**What the task requires**
From the records below, pull each line that has "magnifier".

**Supplied information**
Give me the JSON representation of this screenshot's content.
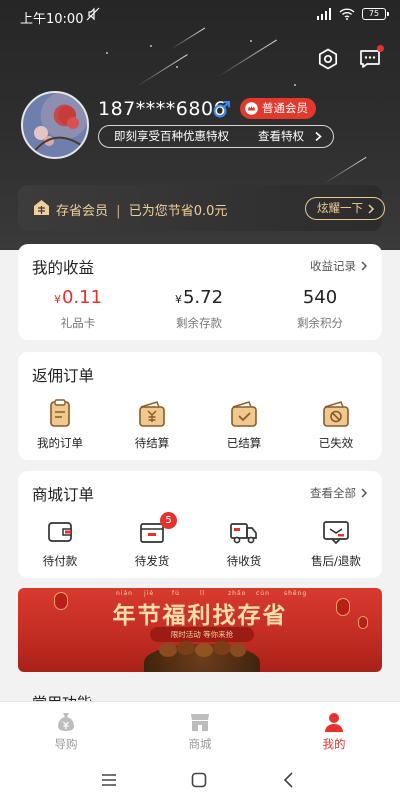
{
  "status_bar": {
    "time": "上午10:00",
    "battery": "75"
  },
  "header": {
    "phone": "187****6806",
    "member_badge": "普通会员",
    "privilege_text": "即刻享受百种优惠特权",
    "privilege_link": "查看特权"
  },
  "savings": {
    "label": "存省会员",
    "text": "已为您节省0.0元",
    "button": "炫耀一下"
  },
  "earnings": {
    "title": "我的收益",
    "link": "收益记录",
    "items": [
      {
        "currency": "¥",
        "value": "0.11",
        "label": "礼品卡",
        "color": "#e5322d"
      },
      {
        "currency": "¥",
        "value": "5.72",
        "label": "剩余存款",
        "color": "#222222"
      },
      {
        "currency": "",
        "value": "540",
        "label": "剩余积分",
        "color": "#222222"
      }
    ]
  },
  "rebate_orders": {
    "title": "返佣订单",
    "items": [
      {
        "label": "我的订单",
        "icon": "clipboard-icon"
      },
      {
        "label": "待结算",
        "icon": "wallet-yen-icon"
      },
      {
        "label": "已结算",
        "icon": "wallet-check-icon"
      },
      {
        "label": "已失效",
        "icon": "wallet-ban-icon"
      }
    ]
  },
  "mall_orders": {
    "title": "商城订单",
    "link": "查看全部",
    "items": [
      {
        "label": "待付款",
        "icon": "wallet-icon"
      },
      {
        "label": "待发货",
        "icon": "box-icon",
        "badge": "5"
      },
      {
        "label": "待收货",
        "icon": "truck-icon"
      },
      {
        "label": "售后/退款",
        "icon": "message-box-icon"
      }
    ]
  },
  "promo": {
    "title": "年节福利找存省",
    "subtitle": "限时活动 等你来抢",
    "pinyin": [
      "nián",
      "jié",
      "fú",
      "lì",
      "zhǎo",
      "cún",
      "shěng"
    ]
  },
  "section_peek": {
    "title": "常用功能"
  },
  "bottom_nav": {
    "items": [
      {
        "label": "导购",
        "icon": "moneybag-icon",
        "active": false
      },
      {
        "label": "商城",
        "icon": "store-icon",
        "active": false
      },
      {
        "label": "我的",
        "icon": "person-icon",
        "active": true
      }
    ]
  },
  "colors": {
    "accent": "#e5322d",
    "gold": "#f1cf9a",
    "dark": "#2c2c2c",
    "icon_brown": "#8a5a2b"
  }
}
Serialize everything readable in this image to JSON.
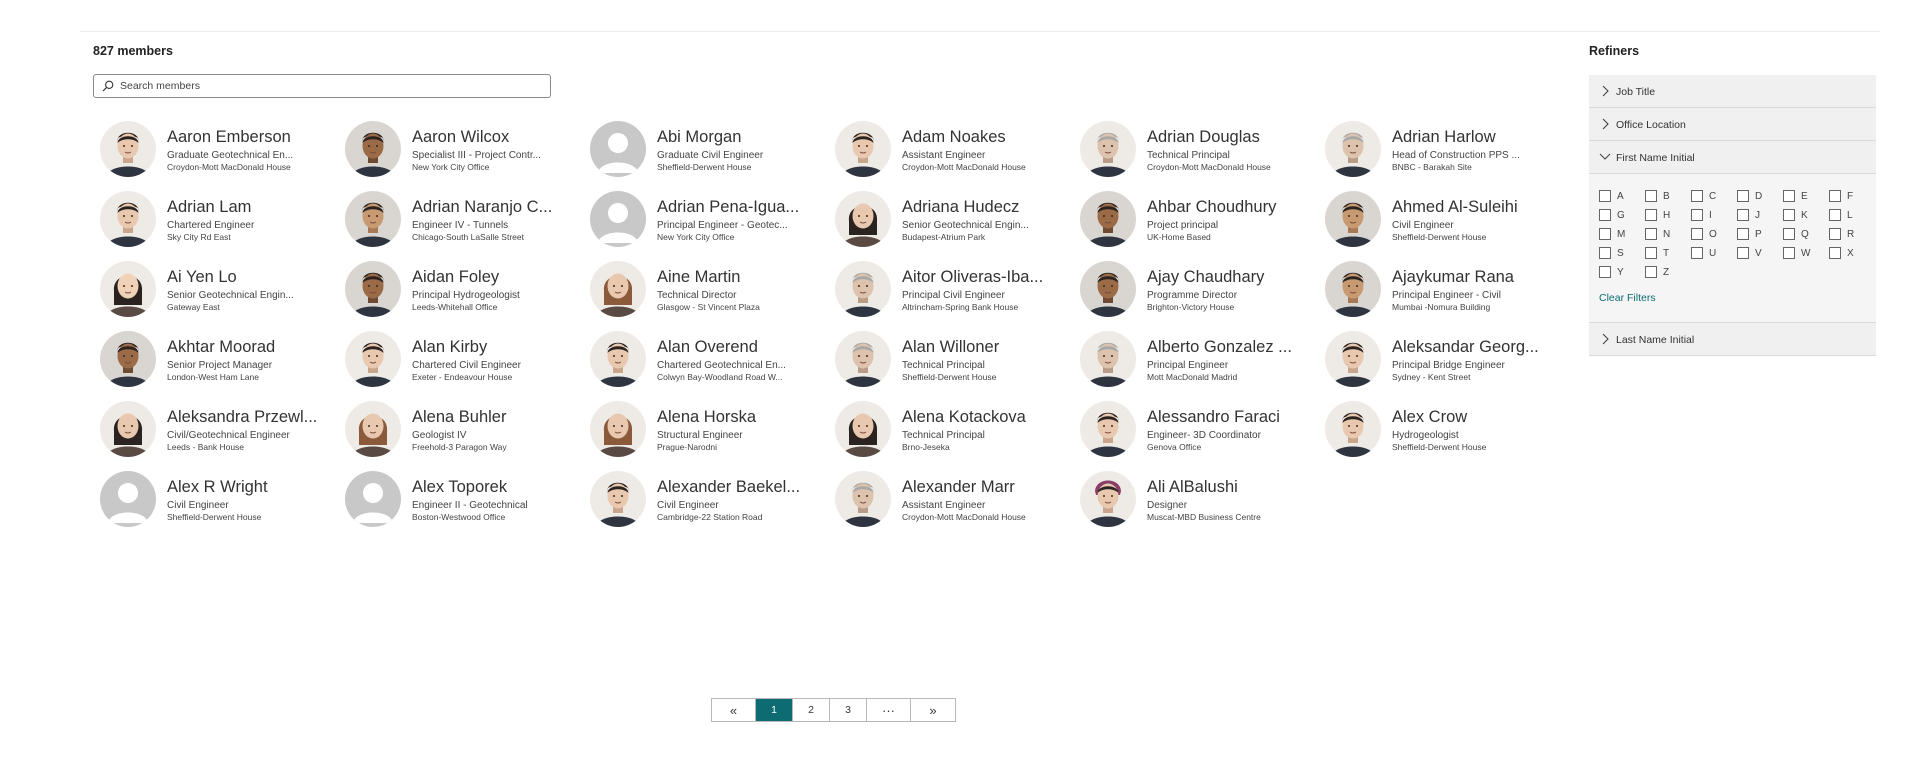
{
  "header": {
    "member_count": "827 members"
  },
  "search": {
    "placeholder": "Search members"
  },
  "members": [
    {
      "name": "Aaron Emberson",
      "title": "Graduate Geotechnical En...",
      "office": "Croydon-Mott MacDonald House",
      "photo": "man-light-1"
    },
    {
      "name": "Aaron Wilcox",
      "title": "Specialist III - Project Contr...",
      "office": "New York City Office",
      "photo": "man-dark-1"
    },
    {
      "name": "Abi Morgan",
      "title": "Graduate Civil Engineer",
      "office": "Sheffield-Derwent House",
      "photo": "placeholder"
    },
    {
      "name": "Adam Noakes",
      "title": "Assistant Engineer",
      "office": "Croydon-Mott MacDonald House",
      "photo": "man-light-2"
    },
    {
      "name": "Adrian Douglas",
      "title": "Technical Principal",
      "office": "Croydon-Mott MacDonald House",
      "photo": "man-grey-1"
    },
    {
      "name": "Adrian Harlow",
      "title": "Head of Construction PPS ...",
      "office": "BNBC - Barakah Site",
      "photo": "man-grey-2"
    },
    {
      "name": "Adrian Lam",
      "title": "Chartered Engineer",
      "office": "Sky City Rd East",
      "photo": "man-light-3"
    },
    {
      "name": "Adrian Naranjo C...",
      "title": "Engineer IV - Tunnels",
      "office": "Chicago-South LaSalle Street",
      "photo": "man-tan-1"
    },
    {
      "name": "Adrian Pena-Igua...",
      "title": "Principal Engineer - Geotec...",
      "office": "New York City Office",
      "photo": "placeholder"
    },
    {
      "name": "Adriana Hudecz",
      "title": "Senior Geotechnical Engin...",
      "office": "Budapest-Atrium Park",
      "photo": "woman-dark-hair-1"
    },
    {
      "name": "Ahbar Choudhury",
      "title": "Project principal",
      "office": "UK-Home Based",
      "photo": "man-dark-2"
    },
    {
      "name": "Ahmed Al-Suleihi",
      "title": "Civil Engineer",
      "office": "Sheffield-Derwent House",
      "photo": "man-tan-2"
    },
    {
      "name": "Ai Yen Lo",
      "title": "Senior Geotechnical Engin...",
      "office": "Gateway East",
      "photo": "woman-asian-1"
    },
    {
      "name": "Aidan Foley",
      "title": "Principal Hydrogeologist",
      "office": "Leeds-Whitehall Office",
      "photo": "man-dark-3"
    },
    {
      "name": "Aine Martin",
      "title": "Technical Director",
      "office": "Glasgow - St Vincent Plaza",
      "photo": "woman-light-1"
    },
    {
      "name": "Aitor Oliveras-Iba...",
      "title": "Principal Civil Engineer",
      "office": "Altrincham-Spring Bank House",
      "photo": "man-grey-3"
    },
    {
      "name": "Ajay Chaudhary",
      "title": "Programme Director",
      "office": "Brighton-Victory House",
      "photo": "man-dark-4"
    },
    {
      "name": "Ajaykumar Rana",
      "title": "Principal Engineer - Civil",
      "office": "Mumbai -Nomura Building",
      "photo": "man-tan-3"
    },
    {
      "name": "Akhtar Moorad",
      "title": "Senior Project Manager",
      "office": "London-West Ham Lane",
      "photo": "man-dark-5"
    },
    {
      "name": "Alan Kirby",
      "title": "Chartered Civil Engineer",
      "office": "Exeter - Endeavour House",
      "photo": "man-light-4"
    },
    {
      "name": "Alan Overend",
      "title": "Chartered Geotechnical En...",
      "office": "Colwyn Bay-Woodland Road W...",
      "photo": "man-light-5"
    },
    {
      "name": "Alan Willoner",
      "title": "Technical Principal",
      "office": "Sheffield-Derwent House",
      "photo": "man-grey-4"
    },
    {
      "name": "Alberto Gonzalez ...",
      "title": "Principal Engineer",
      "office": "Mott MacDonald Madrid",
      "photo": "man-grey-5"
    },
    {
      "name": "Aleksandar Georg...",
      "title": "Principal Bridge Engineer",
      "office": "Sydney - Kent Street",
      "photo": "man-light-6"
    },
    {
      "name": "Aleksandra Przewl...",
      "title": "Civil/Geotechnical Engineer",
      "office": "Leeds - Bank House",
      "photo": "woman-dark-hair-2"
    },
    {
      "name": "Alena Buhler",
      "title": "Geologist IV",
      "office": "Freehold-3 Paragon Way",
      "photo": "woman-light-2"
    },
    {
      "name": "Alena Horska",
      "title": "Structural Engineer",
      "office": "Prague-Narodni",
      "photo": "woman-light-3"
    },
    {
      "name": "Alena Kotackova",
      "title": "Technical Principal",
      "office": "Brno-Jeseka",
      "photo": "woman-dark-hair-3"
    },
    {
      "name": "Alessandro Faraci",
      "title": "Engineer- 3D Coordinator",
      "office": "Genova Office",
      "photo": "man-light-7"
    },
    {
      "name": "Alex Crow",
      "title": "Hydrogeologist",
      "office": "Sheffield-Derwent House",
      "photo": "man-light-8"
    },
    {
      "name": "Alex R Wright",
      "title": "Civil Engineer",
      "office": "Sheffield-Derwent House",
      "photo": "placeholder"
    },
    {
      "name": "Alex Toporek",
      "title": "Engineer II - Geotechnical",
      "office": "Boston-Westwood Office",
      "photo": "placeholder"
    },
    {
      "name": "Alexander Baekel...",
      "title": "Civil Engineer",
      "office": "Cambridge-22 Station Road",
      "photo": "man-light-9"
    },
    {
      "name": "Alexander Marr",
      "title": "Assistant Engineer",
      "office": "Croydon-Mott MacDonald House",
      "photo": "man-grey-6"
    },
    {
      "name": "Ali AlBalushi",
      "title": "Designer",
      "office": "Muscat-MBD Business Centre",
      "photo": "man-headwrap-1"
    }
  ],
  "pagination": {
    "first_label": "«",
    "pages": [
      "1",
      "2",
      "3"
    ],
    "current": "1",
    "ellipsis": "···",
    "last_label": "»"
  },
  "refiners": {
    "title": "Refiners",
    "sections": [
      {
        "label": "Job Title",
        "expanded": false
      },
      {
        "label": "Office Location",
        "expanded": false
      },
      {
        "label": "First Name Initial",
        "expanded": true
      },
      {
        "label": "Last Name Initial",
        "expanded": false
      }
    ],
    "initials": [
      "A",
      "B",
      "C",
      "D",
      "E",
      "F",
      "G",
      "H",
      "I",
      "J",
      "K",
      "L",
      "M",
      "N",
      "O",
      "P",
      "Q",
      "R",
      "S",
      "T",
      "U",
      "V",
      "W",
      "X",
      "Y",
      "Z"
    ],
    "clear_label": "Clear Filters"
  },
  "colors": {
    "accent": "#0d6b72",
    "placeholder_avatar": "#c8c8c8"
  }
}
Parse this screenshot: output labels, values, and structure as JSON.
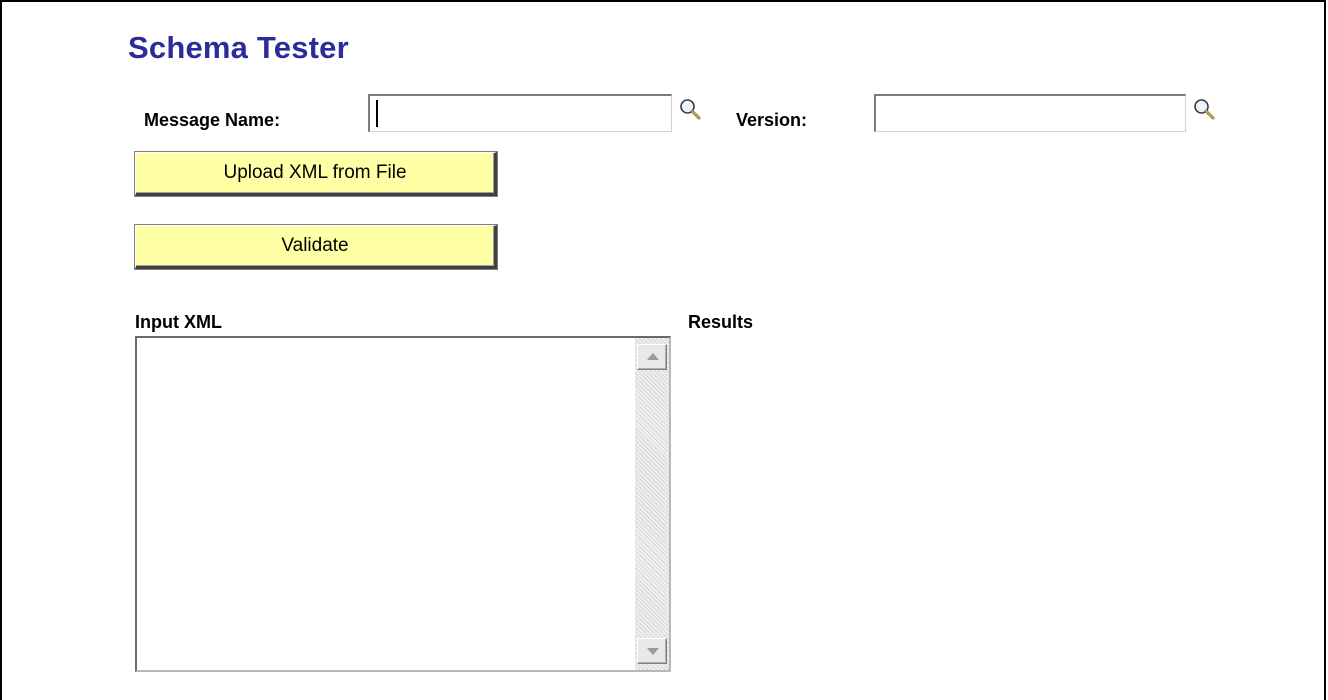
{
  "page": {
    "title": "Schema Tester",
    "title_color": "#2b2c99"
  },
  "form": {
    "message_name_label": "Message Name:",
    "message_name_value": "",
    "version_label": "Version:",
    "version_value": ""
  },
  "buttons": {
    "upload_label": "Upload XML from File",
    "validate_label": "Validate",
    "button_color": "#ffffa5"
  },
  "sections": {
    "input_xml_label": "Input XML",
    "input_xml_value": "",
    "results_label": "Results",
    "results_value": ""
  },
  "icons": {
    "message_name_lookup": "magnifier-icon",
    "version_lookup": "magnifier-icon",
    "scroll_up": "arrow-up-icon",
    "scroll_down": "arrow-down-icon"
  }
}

**Solution to the problem**
    "message_name_lookup": "magnifier-icon",
    "version_lookup": "magnifier-icon",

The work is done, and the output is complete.